(Passage provided):
Wrightstown near the Lehigh?

It's hard to known what the author meant hear by "the junction of the Delaware River and Lehigh River (near present Wrightstown, Pennsylvania)".

It is commonly held that this continuation of the walking purchase was began near Wrightstown. Indeed, there is an historic marker on PA 413 commemorating the site.

On the other hand, if one were at the confluence of the Leigh and Delaware rivers, you would be in Easton. This is a good 40 miles from Wrightstown.

BTW: How about some references?

(Written tasks):
A. Please say whether each statement agrees with the Wrightstown comment, answering yes or no with the deciding words of the text quoted exactly. (i) A historic marker on PA 413 commemorates the site. (ii) Easton lies about 10 miles from Wrightstown. (iii) The writer asks for references.
B. Rewrite the part of the Wrightstown comment that opens with the words containing "It is commonly" and closes with "miles from Wrightstown.", substituting "roadside sign" for "historic marker".

(Entries supplied):
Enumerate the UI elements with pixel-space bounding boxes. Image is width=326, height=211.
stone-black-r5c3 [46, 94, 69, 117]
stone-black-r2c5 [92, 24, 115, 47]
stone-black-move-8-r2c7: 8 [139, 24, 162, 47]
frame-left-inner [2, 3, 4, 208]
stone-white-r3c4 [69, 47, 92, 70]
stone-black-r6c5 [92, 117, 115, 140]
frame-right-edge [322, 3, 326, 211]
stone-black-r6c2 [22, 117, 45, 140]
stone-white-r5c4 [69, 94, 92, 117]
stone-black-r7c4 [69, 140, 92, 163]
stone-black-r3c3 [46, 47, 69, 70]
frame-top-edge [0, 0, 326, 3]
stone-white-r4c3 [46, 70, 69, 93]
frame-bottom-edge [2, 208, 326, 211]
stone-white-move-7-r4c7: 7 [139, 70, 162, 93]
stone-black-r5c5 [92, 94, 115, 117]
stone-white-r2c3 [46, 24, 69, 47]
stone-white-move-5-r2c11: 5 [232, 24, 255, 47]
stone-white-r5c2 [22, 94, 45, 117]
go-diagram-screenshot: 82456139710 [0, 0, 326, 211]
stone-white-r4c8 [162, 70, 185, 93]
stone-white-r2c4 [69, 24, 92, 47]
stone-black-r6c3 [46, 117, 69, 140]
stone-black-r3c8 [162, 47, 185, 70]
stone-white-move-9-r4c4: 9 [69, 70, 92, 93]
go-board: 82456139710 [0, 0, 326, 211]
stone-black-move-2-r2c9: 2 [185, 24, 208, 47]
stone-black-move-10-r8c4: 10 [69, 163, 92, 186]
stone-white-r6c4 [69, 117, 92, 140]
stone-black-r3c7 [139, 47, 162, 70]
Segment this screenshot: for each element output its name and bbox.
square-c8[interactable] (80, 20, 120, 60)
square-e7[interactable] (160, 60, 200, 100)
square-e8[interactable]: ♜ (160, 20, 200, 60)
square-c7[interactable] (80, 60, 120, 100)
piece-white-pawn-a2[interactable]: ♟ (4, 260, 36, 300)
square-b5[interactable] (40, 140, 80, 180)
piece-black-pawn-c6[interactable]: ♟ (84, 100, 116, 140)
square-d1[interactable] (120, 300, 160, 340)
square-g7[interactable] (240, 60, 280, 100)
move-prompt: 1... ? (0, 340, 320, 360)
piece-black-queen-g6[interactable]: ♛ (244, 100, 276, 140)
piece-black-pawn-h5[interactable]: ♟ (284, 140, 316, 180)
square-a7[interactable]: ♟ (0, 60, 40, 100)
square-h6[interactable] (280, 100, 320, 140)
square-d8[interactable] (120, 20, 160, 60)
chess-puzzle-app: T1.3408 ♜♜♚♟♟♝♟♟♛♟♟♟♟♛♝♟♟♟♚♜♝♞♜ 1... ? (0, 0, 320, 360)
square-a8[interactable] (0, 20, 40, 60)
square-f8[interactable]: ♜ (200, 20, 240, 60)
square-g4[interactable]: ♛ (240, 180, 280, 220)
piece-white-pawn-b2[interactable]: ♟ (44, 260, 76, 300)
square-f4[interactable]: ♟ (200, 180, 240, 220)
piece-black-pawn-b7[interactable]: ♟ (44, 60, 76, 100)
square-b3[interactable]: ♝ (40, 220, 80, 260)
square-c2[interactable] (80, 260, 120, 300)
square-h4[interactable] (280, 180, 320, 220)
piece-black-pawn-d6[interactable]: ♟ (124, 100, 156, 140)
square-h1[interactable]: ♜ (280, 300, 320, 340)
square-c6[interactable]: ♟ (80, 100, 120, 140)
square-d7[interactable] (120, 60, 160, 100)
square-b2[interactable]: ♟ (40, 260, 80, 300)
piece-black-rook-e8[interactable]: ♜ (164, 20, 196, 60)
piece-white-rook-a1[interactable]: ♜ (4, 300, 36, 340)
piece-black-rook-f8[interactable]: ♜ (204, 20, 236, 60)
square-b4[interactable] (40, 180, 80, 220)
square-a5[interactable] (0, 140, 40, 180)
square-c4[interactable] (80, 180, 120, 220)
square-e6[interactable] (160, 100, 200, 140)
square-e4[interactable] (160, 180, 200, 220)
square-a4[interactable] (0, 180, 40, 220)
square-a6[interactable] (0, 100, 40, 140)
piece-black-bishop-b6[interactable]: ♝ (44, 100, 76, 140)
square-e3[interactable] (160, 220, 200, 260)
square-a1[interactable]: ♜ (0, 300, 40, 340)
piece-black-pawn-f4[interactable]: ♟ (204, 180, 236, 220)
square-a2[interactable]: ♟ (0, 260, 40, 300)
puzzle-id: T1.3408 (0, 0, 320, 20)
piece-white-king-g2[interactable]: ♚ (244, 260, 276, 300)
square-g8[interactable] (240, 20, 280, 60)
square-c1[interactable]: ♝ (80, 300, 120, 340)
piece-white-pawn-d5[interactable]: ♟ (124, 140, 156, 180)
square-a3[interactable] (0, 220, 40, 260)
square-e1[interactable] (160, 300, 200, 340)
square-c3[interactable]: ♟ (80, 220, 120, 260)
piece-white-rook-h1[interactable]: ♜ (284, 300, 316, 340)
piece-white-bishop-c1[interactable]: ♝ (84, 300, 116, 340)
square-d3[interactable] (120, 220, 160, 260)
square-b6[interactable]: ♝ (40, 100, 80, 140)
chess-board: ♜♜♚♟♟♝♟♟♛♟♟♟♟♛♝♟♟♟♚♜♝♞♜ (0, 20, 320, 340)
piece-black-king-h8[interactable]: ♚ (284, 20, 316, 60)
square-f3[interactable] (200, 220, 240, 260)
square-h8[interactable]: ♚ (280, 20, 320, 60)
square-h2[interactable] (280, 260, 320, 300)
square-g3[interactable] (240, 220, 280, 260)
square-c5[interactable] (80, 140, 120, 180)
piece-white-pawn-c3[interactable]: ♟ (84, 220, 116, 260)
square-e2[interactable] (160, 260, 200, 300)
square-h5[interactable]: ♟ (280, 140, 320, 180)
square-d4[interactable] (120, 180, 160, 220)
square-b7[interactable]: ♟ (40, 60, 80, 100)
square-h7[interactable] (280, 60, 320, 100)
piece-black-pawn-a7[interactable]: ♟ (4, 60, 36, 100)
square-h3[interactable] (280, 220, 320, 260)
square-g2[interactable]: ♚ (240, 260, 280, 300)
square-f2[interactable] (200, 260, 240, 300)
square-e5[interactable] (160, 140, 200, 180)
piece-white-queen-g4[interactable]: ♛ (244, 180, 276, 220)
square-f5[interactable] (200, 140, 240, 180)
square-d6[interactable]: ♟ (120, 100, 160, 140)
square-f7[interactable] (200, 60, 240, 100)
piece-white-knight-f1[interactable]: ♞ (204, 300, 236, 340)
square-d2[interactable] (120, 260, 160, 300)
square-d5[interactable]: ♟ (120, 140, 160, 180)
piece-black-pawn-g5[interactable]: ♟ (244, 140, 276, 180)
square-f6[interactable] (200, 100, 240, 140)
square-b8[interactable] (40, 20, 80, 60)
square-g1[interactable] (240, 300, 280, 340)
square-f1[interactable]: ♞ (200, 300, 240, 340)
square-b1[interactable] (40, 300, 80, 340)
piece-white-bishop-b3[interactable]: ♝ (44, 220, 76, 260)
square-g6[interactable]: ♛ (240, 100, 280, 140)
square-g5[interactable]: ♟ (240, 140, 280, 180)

(Answers to the exercise):
A.
(i) Yes: "there is an historic marker on PA 413 commemorating the site"
(ii) No: "This is a good 40 miles from Wrightstown."
(iii) Yes: "How about some references?"

B.
It is commonly held that this continuation of the walking purchase was began near Wrightstown. Indeed, there is an roadside sign on PA 413 commemorating the site.

On the other hand, if one were at the confluence of the Leigh and Delaware rivers, you would be in Easton. This is a good 40 miles from Wrightstown.